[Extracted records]
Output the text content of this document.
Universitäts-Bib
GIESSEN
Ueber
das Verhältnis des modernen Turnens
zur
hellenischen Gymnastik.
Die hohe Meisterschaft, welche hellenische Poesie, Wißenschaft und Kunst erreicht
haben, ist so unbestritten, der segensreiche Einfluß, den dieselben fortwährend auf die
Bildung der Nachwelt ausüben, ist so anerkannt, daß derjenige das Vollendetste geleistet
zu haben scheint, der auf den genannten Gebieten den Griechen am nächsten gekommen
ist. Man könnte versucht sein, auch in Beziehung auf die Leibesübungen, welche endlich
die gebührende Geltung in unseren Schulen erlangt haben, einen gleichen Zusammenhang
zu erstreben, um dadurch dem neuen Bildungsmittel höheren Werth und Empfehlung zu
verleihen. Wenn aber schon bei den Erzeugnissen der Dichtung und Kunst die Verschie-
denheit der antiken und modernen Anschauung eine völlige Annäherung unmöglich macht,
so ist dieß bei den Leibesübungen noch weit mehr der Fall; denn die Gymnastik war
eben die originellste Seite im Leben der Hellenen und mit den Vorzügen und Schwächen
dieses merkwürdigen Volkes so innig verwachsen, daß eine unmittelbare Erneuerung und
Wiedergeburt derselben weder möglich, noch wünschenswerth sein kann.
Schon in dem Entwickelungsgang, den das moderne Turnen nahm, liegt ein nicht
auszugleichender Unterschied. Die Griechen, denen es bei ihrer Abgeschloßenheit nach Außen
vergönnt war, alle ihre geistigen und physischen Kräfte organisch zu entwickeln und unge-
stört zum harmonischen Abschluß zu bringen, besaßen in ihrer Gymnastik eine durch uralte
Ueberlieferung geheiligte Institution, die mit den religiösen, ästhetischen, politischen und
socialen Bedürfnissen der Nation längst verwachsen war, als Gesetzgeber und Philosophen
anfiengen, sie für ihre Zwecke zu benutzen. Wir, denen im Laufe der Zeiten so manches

WORK TO BE COMPLETED> Show the lines of the records that contain the word "haben".

RESPONSE TO THE EXERCISE>
haben, ist so unbestritten, der segensreiche Einfluß, den dieselben fortwährend auf die
zu haben scheint, der auf den genannten Gebieten den Griechen am nächsten gekommen
die gebührende Geltung in unseren Schulen erlangt haben, einen gleichen Zusammenhang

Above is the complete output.